_TASK PROMPT_
All lines below must be repeated exactly, with the pictures omitted.
.....
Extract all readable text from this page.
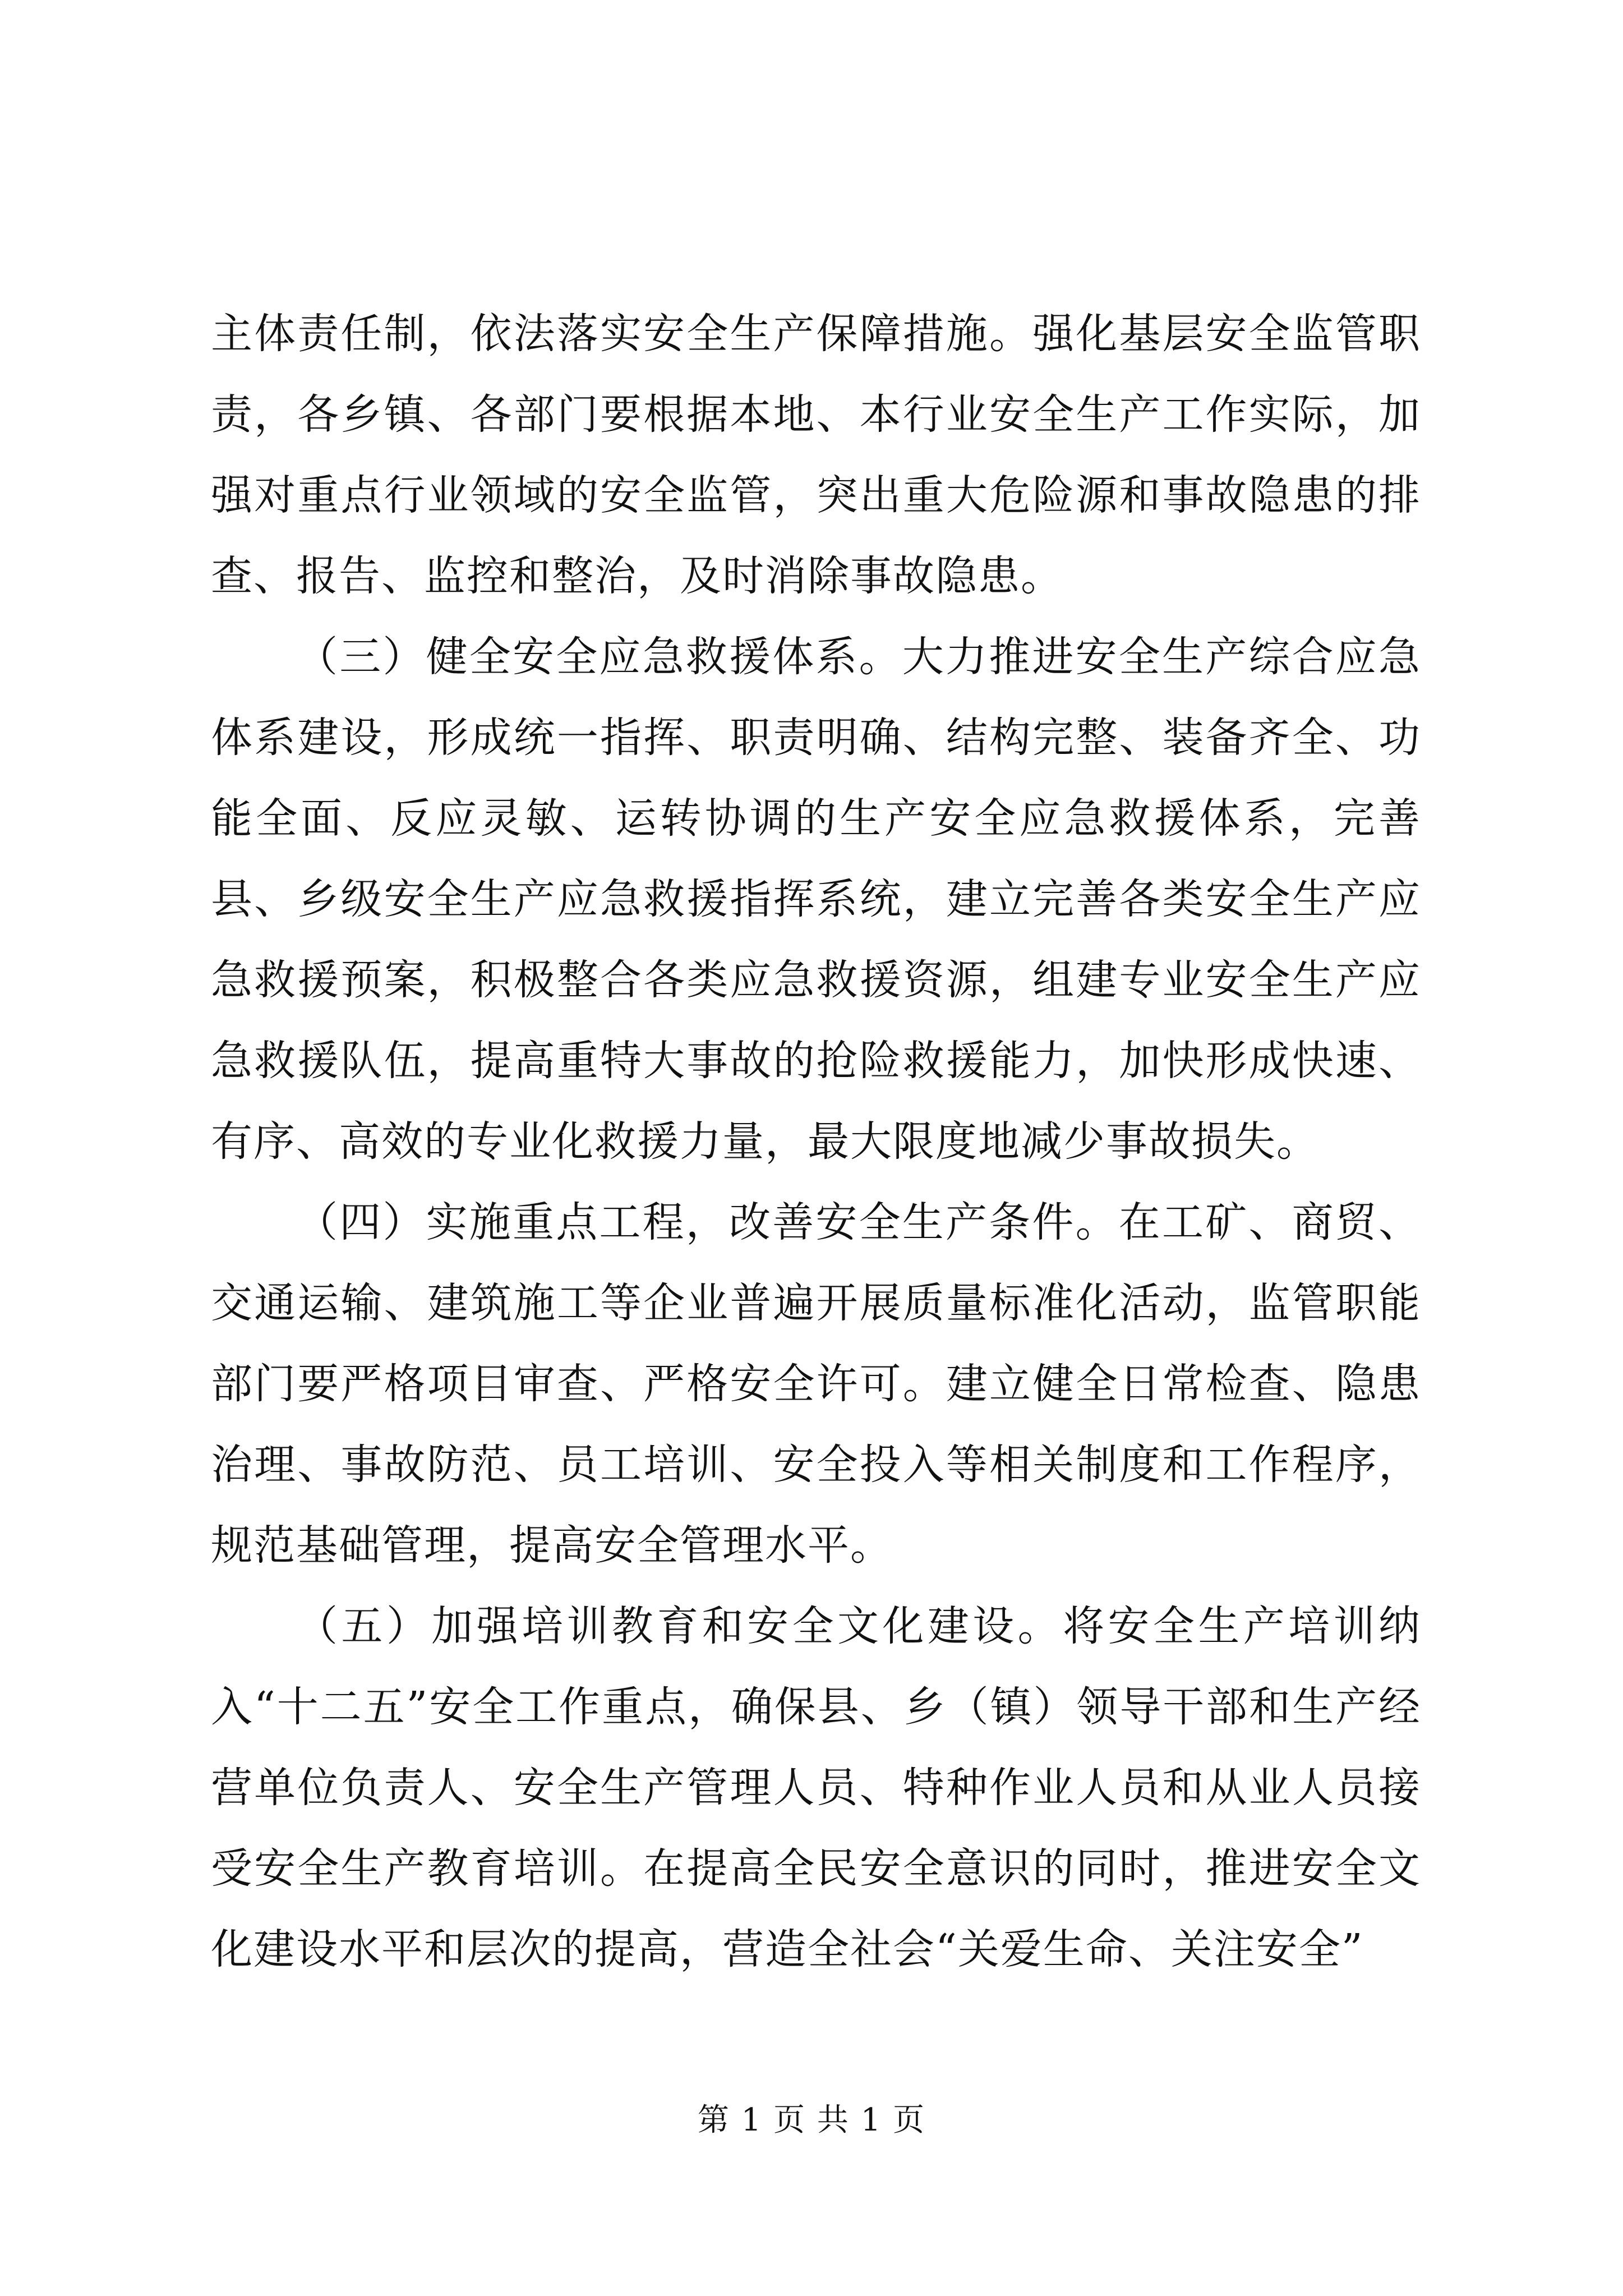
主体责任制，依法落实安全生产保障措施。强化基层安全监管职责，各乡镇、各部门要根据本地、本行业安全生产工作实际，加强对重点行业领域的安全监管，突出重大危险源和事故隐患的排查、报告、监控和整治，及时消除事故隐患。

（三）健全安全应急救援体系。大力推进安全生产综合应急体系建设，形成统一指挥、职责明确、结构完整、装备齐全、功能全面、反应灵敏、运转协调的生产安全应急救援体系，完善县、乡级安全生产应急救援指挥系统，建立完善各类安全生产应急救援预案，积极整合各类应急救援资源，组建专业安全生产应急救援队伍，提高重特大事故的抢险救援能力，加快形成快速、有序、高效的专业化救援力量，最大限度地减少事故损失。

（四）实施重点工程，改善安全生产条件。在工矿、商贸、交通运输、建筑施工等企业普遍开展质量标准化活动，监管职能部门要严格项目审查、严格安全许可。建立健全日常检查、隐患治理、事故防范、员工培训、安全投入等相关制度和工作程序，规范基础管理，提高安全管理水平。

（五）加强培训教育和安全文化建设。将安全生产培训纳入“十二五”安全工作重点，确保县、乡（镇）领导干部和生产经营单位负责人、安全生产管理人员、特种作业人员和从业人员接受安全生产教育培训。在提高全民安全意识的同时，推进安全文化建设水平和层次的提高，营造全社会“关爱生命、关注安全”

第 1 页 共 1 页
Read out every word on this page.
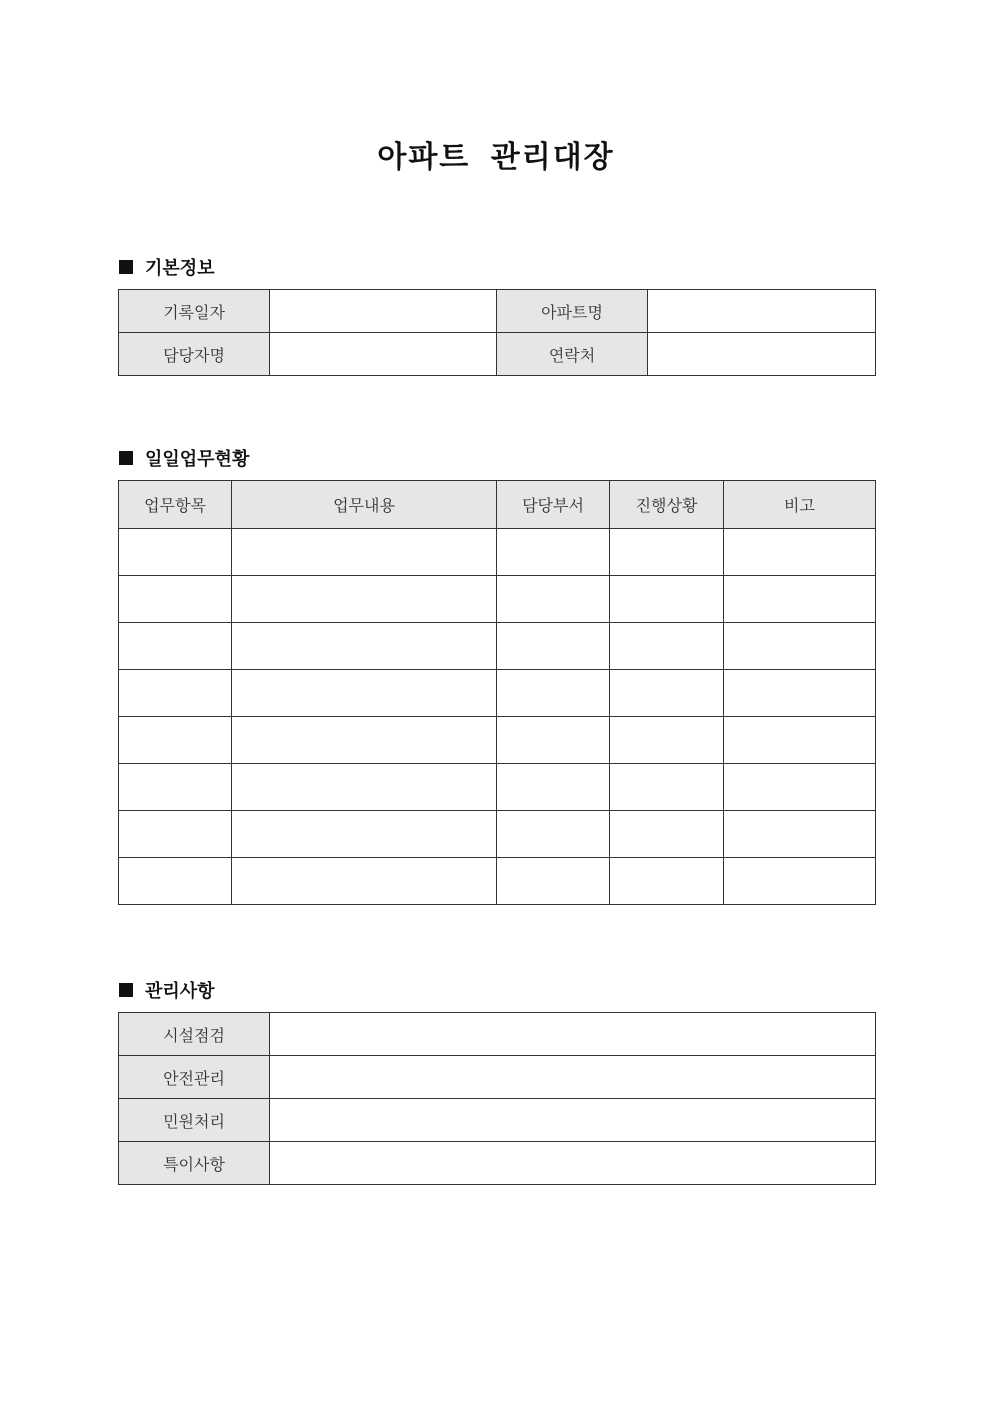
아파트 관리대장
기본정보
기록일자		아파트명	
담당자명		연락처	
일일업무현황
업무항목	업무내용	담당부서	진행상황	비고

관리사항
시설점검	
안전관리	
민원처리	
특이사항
.....
_OUTPUT FOR THIS TASK_
Extract all readable text from this page.
主体责任制，依法落实安全生产保障措施。强化基层安全监管职责，各乡镇、各部门要根据本地、本行业安全生产工作实际，加强对重点行业领域的安全监管，突出重大危险源和事故隐患的排查、报告、监控和整治，及时消除事故隐患。

（三）健全安全应急救援体系。大力推进安全生产综合应急体系建设，形成统一指挥、职责明确、结构完整、装备齐全、功能全面、反应灵敏、运转协调的生产安全应急救援体系，完善县、乡级安全生产应急救援指挥系统，建立完善各类安全生产应急救援预案，积极整合各类应急救援资源，组建专业安全生产应急救援队伍，提高重特大事故的抢险救援能力，加快形成快速、有序、高效的专业化救援力量，最大限度地减少事故损失。

（四）实施重点工程，改善安全生产条件。在工矿、商贸、交通运输、建筑施工等企业普遍开展质量标准化活动，监管职能部门要严格项目审查、严格安全许可。建立健全日常检查、隐患治理、事故防范、员工培训、安全投入等相关制度和工作程序，规范基础管理，提高安全管理水平。

（五）加强培训教育和安全文化建设。将安全生产培训纳入“十二五”安全工作重点，确保县、乡（镇）领导干部和生产经营单位负责人、安全生产管理人员、特种作业人员和从业人员接受安全生产教育培训。在提高全民安全意识的同时，推进安全文化建设水平和层次的提高，营造全社会“关爱生命、关注安全”

第 1 页 共 1 页
Read out every word on this page.
아파트 관리대장
기본정보
기록일자		아파트명	
담당자명		연락처	
일일업무현황
업무항목	업무내용	담당부서	진행상황	비고

관리사항
시설점검	
안전관리	
민원처리	
특이사항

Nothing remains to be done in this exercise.